◆ **DATA EXCERPTS**
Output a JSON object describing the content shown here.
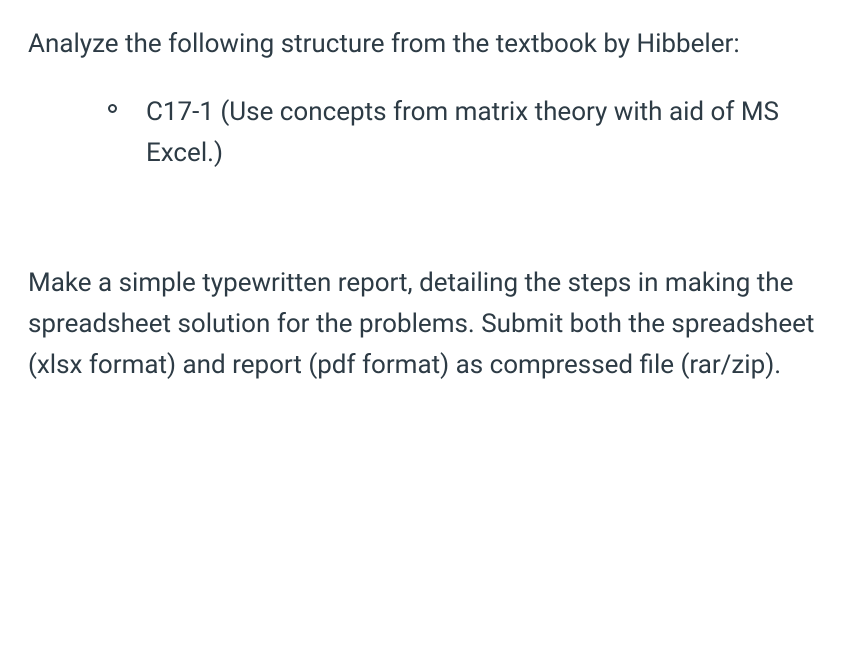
{
  "intro": "Analyze the following structure from the textbook by Hibbeler:",
  "list": {
    "items": [
      "C17-1 (Use concepts from matrix theory with aid of MS Excel.)"
    ]
  },
  "closing": "Make a simple typewritten report, detailing the steps in making the spreadsheet solution for the problems. Submit both the spreadsheet (xlsx format) and report (pdf format) as compressed file (rar/zip)."
}
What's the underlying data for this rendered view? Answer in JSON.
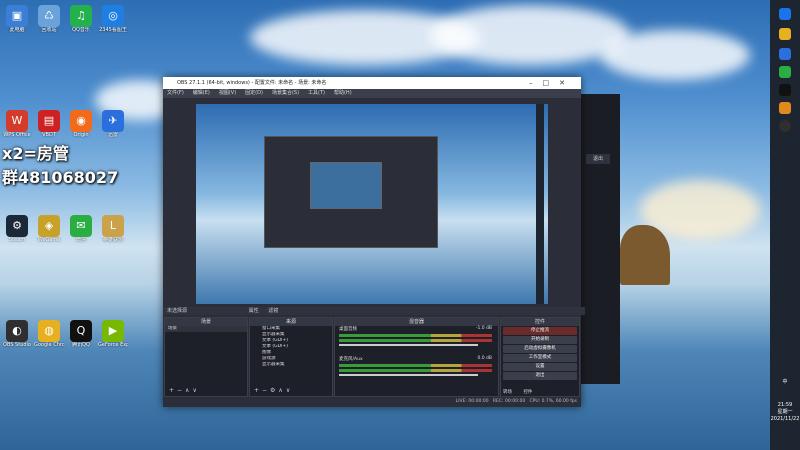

◆ **WHAT IS REQUIRED**
Return the listing above unchanged, apart from dropping its pictures.

◆ **ANSWER IN FULL**
Output a JSON object describing the content shown here.
{
  "intro": "Analyze the following structure from the textbook by Hibbeler:",
  "list": {
    "items": [
      "C17-1 (Use concepts from matrix theory with aid of MS Excel.)"
    ]
  },
  "closing": "Make a simple typewritten report, detailing the steps in making the spreadsheet solution for the problems. Submit both the spreadsheet (xlsx format) and report (pdf format) as compressed file (rar/zip)."
}
What's the underlying data for this rendered view? Answer in JSON.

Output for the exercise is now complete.